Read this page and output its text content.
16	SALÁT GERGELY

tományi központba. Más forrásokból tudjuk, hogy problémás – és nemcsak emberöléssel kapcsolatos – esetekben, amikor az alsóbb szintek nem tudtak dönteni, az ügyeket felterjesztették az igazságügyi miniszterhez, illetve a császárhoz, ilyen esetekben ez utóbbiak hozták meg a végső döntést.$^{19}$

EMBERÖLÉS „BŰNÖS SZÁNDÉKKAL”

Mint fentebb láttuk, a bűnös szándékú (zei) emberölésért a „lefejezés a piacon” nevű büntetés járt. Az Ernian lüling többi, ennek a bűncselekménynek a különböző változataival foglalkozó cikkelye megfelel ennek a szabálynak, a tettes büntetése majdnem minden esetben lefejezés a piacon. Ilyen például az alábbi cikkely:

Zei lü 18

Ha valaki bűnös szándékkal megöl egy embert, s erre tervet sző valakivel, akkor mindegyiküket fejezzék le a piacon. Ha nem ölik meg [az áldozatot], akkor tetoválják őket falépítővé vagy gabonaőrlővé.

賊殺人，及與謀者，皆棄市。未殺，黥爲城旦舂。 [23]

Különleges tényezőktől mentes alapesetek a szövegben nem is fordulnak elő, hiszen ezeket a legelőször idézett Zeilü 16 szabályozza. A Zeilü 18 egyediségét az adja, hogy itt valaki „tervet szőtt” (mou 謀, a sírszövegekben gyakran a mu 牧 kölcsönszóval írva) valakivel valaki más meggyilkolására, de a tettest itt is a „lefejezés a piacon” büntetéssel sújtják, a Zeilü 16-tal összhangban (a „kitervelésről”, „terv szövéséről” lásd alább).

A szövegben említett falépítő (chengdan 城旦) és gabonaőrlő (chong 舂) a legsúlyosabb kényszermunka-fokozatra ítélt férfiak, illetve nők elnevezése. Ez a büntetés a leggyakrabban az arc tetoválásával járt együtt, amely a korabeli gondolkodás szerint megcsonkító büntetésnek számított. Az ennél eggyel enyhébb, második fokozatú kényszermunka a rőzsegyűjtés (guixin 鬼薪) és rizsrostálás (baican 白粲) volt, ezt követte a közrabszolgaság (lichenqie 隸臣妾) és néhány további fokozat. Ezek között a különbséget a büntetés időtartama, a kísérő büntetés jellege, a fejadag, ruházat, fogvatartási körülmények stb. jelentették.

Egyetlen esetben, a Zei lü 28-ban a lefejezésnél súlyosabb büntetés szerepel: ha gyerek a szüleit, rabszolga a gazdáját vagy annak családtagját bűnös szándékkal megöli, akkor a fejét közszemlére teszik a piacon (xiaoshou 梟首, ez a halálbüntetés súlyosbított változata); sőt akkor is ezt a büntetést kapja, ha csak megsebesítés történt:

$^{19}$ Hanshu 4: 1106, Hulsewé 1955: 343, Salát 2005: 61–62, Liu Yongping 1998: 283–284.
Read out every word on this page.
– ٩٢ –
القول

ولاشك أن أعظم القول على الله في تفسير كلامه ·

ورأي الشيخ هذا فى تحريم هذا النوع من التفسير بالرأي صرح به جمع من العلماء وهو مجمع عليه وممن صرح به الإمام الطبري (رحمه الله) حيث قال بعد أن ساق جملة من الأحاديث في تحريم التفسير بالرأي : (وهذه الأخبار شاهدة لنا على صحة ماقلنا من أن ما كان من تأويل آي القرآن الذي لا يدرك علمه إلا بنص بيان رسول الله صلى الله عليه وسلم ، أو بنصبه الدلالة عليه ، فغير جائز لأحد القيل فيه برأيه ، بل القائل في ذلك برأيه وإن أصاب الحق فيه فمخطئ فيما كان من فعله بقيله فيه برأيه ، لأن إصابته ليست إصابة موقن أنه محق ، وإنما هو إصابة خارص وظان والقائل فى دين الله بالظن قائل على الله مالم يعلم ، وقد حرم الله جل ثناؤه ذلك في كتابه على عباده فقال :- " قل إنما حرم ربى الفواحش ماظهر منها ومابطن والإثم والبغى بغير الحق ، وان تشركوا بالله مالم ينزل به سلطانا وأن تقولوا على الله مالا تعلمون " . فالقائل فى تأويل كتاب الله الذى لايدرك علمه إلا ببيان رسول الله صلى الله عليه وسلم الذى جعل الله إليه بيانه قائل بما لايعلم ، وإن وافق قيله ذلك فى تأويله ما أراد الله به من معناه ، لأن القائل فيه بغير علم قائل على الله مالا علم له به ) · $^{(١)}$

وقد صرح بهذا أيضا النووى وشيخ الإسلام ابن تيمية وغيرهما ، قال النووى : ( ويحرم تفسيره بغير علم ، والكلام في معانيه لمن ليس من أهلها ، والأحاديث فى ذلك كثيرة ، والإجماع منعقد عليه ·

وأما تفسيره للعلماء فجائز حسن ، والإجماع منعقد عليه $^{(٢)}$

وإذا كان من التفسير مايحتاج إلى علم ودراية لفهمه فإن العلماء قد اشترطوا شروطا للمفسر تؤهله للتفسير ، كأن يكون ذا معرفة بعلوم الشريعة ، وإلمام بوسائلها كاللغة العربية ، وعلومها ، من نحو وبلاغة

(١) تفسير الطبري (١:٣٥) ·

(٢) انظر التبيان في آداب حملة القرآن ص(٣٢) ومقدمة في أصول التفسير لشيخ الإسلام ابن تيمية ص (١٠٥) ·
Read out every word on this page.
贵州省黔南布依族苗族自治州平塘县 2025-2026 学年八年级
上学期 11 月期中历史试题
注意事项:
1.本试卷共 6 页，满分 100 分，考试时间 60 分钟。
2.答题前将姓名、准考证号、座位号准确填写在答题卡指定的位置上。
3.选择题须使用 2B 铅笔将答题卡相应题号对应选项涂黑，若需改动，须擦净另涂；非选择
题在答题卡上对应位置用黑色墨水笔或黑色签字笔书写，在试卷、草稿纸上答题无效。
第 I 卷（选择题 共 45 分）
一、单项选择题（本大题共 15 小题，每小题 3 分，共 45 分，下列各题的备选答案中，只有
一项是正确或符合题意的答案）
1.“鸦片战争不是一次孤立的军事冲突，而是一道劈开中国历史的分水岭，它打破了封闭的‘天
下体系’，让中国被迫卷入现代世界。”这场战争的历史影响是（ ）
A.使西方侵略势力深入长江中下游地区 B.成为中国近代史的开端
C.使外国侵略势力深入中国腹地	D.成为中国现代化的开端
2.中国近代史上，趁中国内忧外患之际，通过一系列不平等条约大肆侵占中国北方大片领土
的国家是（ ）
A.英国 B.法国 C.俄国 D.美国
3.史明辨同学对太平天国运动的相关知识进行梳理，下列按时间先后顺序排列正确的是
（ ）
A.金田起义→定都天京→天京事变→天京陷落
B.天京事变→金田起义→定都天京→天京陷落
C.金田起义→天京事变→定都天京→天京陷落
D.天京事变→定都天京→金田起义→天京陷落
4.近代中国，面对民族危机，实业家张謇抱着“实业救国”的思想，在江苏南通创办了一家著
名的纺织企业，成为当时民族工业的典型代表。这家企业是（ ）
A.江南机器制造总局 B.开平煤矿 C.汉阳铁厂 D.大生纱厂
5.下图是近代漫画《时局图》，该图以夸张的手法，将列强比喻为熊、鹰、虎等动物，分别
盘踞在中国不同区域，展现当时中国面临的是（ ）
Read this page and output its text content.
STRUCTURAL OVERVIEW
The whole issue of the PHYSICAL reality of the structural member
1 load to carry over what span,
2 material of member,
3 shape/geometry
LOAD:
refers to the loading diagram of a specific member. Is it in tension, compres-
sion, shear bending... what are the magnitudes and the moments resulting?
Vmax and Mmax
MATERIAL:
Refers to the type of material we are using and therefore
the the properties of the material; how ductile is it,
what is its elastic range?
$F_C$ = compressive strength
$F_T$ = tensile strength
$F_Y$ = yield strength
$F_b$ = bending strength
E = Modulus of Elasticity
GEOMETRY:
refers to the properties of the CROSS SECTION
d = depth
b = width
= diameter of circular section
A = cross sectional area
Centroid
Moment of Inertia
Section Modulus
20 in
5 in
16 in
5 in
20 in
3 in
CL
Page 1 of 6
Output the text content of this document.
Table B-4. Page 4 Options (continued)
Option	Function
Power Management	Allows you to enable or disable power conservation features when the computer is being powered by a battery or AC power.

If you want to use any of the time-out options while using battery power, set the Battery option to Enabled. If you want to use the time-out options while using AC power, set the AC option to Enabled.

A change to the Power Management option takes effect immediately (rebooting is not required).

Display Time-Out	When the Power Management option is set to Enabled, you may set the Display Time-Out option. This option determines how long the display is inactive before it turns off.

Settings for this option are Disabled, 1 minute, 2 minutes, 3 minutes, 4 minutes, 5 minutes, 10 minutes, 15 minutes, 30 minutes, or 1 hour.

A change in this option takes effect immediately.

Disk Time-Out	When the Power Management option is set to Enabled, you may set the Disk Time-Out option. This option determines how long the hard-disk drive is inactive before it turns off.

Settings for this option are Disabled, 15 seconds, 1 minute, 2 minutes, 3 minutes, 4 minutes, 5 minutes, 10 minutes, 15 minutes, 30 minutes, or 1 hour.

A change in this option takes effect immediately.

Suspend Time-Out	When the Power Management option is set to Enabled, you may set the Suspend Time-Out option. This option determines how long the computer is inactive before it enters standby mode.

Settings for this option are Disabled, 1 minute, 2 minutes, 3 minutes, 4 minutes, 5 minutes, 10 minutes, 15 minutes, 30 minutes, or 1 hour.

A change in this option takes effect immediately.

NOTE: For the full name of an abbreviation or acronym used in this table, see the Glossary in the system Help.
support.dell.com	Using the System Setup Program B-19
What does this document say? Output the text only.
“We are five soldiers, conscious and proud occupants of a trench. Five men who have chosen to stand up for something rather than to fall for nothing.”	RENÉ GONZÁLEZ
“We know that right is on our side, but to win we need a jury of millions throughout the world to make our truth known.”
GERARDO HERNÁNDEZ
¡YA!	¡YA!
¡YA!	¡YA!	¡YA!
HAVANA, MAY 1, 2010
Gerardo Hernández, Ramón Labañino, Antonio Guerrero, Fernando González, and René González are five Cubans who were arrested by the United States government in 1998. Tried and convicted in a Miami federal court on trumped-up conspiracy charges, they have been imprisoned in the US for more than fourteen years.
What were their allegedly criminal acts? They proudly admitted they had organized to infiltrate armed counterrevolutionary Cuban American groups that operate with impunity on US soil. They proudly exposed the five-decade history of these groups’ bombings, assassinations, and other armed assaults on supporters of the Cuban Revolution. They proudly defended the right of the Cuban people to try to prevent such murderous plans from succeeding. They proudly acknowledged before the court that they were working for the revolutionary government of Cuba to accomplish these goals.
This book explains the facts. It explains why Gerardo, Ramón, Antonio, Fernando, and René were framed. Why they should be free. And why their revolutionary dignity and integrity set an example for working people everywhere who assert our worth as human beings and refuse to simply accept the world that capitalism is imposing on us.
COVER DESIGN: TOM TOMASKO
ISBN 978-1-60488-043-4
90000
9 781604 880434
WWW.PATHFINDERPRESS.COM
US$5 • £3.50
* * *
- _Problem requirements_: List the lines of the entries that include "world".

- _Answer to this problem_:
“We know that right is on our side, but to win we need a jury of millions throughout the world to make our truth known.”
This book explains the facts. It explains why Gerardo, Ramón, Antonio, Fernando, and René were framed. Why they should be free. And why their revolutionary dignity and integrity set an example for working people everywhere who assert our worth as human beings and refuse to simply accept the world that capitalism is imposing on us.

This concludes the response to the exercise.